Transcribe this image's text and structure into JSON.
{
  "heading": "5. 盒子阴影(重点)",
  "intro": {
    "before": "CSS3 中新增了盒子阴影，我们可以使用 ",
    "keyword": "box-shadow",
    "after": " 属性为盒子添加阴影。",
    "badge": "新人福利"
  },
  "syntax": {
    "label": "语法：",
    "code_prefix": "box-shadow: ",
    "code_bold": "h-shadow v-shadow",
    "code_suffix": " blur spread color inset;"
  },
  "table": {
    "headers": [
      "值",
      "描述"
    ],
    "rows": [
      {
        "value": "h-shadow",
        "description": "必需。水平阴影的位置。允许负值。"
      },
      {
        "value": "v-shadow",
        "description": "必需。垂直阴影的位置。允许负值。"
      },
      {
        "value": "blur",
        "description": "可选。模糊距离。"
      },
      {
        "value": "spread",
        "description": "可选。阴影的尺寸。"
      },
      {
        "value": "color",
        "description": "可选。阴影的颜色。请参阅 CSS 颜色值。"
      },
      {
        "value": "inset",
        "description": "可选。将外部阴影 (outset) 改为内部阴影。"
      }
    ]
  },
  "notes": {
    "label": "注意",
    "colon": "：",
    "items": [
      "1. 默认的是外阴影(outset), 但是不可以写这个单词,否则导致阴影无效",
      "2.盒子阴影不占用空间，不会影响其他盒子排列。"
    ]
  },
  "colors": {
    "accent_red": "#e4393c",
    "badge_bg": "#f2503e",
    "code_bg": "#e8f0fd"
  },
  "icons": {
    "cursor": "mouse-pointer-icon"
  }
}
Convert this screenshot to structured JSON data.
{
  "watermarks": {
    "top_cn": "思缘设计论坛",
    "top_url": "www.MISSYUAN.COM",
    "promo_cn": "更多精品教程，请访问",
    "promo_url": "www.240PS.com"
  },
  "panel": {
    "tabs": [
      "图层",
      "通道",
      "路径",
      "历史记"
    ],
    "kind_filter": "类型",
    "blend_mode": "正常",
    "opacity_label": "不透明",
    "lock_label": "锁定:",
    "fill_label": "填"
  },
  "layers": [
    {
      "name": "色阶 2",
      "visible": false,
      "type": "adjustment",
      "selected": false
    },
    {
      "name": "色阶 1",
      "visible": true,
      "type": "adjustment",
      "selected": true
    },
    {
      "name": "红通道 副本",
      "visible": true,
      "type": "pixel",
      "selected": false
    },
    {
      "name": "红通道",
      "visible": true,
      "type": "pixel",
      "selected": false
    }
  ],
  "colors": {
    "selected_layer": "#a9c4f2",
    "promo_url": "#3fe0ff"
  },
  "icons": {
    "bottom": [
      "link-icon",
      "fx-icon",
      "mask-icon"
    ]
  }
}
....................
Find the word "spread" and list each line it appears in.

#### Solution to the exercise
    "code_suffix": " blur spread color inset;"
        "value": "spread",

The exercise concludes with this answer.